_Stated exercise_
Each line below should be reproduced without any alteration.

Saved data entries:
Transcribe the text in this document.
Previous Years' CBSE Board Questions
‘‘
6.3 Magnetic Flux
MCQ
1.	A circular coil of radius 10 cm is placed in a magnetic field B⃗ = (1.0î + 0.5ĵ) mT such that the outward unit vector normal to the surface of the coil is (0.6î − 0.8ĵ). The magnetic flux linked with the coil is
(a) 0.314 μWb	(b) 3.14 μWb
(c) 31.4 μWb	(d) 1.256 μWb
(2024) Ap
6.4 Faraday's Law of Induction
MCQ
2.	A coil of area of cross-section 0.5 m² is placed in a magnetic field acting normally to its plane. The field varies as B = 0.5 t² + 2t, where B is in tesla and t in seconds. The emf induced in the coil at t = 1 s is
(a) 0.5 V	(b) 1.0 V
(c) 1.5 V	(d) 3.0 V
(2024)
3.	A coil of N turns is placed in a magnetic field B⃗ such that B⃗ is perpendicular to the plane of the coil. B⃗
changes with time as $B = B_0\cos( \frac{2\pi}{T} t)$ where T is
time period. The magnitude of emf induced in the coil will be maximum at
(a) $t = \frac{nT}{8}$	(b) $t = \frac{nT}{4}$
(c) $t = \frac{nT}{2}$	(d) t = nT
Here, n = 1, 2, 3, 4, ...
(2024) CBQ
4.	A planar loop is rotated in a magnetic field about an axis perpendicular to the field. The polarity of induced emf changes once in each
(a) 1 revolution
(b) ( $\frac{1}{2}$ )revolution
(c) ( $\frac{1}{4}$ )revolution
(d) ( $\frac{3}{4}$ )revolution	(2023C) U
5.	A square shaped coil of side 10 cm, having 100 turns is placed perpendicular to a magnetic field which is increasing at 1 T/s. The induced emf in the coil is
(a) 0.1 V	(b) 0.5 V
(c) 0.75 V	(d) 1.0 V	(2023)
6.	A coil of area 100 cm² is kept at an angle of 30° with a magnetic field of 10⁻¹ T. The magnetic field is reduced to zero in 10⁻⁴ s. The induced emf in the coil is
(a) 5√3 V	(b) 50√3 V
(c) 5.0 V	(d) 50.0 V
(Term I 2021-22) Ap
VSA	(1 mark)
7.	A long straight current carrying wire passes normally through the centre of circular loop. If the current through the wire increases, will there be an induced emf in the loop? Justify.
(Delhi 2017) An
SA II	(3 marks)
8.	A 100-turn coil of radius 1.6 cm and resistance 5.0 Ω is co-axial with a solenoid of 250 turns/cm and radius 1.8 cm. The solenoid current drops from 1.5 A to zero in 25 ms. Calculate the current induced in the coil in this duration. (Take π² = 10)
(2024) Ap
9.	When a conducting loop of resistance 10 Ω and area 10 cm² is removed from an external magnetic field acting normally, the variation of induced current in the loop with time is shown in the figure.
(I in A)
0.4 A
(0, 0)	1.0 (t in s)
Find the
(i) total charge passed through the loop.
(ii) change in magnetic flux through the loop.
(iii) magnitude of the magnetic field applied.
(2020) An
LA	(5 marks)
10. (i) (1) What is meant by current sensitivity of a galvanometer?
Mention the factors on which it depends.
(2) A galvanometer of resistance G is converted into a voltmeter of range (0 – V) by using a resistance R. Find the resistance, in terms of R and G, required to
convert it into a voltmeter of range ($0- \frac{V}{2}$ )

_Solution for this problem_
Transcribe the text in this document.
Previous Years' CBSE Board Questions
‘‘
6.3 Magnetic Flux
MCQ
1.	A circular coil of radius 10 cm is placed in a magnetic field B⃗ = (1.0î + 0.5ĵ) mT such that the outward unit vector normal to the surface of the coil is (0.6î − 0.8ĵ). The magnetic flux linked with the coil is
(a) 0.314 μWb	(b) 3.14 μWb
(c) 31.4 μWb	(d) 1.256 μWb
(2024) Ap
6.4 Faraday's Law of Induction
MCQ
2.	A coil of area of cross-section 0.5 m² is placed in a magnetic field acting normally to its plane. The field varies as B = 0.5 t² + 2t, where B is in tesla and t in seconds. The emf induced in the coil at t = 1 s is
(a) 0.5 V	(b) 1.0 V
(c) 1.5 V	(d) 3.0 V
(2024)
3.	A coil of N turns is placed in a magnetic field B⃗ such that B⃗ is perpendicular to the plane of the coil. B⃗
changes with time as $B = B_0\cos( \frac{2\pi}{T} t)$ where T is
time period. The magnitude of emf induced in the coil will be maximum at
(a) $t = \frac{nT}{8}$	(b) $t = \frac{nT}{4}$
(c) $t = \frac{nT}{2}$	(d) t = nT
Here, n = 1, 2, 3, 4, ...
(2024) CBQ
4.	A planar loop is rotated in a magnetic field about an axis perpendicular to the field. The polarity of induced emf changes once in each
(a) 1 revolution
(b) ( $\frac{1}{2}$ )revolution
(c) ( $\frac{1}{4}$ )revolution
(d) ( $\frac{3}{4}$ )revolution	(2023C) U
5.	A square shaped coil of side 10 cm, having 100 turns is placed perpendicular to a magnetic field which is increasing at 1 T/s. The induced emf in the coil is
(a) 0.1 V	(b) 0.5 V
(c) 0.75 V	(d) 1.0 V	(2023)
6.	A coil of area 100 cm² is kept at an angle of 30° with a magnetic field of 10⁻¹ T. The magnetic field is reduced to zero in 10⁻⁴ s. The induced emf in the coil is
(a) 5√3 V	(b) 50√3 V
(c) 5.0 V	(d) 50.0 V
(Term I 2021-22) Ap
VSA	(1 mark)
7.	A long straight current carrying wire passes normally through the centre of circular loop. If the current through the wire increases, will there be an induced emf in the loop? Justify.
(Delhi 2017) An
SA II	(3 marks)
8.	A 100-turn coil of radius 1.6 cm and resistance 5.0 Ω is co-axial with a solenoid of 250 turns/cm and radius 1.8 cm. The solenoid current drops from 1.5 A to zero in 25 ms. Calculate the current induced in the coil in this duration. (Take π² = 10)
(2024) Ap
9.	When a conducting loop of resistance 10 Ω and area 10 cm² is removed from an external magnetic field acting normally, the variation of induced current in the loop with time is shown in the figure.
(I in A)
0.4 A
(0, 0)	1.0 (t in s)
Find the
(i) total charge passed through the loop.
(ii) change in magnetic flux through the loop.
(iii) magnitude of the magnetic field applied.
(2020) An
LA	(5 marks)
10. (i) (1) What is meant by current sensitivity of a galvanometer?
Mention the factors on which it depends.
(2) A galvanometer of resistance G is converted into a voltmeter of range (0 – V) by using a resistance R. Find the resistance, in terms of R and G, required to
convert it into a voltmeter of range ($0- \frac{V}{2}$ )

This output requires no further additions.